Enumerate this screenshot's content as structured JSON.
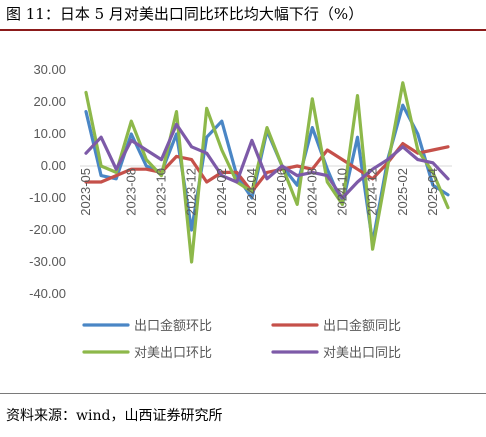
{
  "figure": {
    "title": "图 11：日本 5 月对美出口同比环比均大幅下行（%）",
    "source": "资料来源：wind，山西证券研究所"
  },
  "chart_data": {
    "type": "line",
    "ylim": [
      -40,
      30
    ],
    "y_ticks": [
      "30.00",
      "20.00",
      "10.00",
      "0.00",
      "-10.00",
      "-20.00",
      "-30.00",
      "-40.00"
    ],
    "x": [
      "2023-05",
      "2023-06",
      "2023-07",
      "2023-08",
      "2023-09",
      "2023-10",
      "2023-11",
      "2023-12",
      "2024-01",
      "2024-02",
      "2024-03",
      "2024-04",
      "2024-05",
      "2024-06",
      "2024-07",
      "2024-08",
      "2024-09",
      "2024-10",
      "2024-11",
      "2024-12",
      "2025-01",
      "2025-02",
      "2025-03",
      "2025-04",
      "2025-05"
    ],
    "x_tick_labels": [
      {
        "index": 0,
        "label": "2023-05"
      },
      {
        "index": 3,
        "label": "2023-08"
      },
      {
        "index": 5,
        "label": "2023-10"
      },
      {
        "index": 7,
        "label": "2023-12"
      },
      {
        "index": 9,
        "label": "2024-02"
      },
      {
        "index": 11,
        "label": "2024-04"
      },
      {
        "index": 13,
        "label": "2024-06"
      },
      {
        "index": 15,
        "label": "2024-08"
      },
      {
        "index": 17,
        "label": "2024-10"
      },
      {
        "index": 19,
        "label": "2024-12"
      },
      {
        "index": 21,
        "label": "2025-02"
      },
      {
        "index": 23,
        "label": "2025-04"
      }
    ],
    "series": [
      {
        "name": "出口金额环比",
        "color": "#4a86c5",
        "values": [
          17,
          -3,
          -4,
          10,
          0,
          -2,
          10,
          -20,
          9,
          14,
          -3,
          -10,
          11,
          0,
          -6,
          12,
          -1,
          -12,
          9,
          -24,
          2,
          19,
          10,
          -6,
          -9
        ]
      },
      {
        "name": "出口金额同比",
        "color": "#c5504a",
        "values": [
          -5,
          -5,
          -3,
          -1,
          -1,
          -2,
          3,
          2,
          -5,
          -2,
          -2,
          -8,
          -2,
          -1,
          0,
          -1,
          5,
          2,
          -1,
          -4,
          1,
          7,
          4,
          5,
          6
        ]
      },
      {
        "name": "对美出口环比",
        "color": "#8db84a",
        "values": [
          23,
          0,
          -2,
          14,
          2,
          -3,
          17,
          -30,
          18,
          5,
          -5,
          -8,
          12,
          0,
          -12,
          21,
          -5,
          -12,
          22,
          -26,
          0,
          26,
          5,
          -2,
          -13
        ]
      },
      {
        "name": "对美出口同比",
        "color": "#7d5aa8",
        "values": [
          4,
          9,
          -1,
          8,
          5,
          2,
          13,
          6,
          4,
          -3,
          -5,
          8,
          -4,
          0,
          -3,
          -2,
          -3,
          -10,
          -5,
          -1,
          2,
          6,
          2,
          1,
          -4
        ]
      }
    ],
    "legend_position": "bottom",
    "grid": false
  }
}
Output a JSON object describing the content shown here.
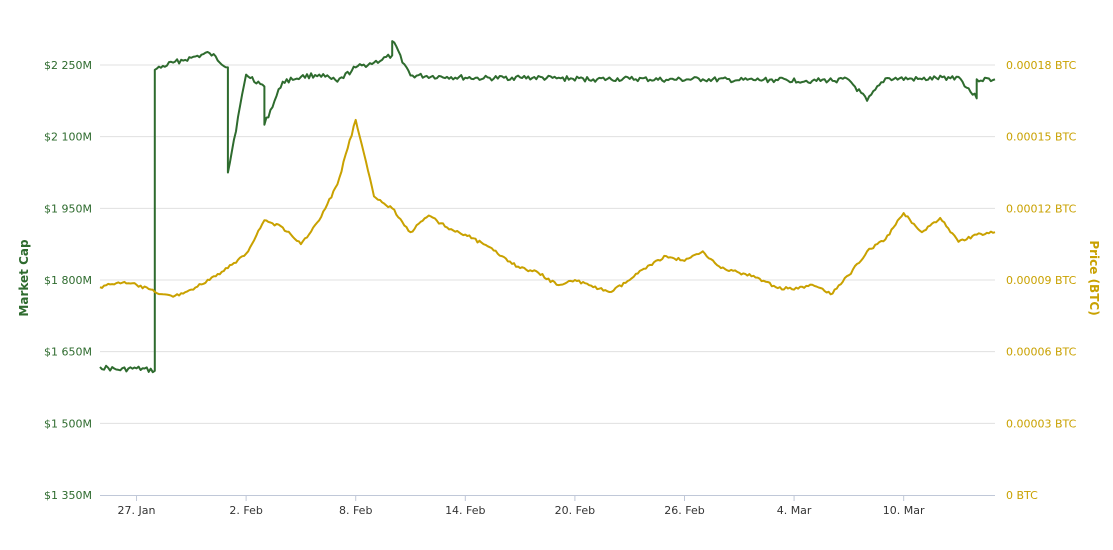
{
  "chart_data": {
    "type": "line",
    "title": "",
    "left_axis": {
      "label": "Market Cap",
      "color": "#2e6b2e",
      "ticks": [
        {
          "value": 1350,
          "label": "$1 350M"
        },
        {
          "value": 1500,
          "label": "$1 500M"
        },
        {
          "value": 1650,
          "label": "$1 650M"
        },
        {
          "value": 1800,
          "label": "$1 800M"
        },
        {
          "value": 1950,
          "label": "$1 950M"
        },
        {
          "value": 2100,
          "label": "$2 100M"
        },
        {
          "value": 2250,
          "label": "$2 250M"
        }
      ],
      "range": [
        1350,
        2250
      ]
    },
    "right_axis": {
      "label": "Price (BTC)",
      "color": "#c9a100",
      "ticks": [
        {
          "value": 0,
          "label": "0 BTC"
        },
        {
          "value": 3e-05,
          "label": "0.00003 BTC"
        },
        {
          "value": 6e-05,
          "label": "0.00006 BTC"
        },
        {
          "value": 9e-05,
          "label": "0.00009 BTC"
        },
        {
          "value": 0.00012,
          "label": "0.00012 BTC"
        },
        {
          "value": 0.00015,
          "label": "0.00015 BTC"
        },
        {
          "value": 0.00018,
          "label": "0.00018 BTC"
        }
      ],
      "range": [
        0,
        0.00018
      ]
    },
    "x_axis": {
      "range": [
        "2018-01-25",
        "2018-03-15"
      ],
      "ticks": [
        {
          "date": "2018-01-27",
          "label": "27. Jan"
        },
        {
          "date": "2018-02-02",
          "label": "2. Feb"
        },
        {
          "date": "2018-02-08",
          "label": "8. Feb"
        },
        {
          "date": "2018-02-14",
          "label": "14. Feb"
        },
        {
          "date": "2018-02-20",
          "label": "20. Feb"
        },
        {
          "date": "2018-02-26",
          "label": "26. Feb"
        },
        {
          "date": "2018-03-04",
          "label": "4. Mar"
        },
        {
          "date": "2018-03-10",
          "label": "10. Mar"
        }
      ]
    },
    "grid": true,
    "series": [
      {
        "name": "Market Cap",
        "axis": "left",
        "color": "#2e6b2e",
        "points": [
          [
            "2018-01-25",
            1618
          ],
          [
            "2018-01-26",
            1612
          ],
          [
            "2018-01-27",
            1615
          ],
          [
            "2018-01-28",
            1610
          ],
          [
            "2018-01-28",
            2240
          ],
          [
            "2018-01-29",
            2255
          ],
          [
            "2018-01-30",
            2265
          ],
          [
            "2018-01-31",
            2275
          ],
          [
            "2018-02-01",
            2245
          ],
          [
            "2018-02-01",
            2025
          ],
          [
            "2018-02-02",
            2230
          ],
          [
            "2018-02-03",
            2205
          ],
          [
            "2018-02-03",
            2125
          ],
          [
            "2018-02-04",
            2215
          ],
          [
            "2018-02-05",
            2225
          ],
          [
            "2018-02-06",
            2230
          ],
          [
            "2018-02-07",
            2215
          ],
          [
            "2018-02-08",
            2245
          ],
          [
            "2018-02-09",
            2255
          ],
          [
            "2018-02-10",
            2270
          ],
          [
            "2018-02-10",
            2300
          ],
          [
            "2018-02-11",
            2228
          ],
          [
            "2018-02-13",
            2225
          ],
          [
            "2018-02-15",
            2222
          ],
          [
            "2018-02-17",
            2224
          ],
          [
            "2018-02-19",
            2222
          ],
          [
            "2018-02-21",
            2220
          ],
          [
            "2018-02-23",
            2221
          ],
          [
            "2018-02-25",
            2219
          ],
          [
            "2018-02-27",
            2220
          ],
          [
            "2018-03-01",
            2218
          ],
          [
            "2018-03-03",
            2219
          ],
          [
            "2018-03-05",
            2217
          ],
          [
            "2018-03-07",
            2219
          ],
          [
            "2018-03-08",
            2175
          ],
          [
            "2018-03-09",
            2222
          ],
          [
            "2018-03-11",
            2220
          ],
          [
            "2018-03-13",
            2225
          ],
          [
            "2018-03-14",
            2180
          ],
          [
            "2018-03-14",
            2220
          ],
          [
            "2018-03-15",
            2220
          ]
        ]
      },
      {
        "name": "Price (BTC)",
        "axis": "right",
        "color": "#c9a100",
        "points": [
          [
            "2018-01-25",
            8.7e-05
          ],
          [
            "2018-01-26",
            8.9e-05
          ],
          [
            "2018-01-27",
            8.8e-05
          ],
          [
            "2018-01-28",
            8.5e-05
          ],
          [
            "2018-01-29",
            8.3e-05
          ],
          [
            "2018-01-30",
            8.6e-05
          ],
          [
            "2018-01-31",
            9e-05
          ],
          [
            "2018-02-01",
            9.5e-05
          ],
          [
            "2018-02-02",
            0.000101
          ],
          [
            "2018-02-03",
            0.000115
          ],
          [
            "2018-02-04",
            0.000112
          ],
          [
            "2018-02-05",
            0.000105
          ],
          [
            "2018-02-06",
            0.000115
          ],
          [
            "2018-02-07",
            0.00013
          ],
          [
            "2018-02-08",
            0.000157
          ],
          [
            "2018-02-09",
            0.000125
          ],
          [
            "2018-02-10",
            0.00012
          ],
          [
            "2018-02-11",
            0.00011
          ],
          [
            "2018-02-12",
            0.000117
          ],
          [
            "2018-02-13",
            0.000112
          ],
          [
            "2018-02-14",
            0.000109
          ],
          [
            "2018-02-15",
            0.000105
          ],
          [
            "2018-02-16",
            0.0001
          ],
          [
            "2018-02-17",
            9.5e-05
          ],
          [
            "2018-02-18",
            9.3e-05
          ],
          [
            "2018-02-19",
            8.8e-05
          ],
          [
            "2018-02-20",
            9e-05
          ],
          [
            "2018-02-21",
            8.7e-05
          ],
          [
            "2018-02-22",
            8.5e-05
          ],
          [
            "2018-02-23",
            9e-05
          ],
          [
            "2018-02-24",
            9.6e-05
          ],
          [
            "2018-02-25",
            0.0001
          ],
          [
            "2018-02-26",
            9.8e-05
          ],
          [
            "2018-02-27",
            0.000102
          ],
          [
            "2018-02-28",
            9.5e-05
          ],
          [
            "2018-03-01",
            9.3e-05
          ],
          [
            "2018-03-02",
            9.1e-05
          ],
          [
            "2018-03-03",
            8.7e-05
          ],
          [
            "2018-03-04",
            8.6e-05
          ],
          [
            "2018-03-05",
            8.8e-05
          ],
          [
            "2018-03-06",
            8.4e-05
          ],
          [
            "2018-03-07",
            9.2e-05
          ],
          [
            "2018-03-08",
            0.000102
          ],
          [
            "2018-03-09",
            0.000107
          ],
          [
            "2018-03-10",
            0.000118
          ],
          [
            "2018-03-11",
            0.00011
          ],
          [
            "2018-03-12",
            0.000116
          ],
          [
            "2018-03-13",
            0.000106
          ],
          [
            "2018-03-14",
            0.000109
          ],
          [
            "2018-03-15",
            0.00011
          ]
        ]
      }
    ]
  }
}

______

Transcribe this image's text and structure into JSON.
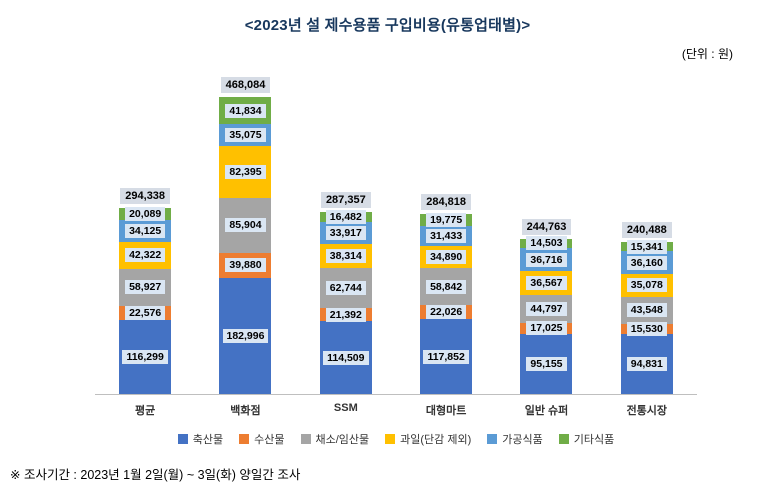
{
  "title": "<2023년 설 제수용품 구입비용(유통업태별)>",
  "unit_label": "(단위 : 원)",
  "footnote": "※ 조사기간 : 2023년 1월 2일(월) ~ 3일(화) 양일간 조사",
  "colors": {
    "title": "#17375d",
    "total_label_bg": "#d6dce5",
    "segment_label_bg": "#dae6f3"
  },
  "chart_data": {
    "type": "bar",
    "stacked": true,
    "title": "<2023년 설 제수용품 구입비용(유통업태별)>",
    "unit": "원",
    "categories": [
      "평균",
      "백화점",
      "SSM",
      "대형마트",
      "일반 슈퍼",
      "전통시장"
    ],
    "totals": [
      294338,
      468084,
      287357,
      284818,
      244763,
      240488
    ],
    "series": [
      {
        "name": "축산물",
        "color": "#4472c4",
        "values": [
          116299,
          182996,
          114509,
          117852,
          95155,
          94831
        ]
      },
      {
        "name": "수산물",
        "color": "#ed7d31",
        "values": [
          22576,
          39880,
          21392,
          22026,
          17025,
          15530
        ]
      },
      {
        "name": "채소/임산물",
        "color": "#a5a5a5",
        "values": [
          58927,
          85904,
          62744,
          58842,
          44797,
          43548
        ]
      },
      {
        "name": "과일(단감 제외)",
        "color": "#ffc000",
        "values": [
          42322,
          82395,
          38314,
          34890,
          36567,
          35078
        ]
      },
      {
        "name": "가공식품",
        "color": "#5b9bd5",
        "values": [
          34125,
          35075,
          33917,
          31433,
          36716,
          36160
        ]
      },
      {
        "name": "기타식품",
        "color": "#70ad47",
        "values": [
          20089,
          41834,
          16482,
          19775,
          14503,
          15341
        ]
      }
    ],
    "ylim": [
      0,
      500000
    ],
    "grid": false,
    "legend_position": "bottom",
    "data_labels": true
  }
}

______

• Required task:
Return every line of the preceding records in which the word "date" appears.

• Written answer:
          "date": "2018-01-27",
          "date": "2018-02-02",
          "date": "2018-02-08",
          "date": "2018-02-14",
          "date": "2018-02-20",
          "date": "2018-02-26",
          "date": "2018-03-04",
          "date": "2018-03-10",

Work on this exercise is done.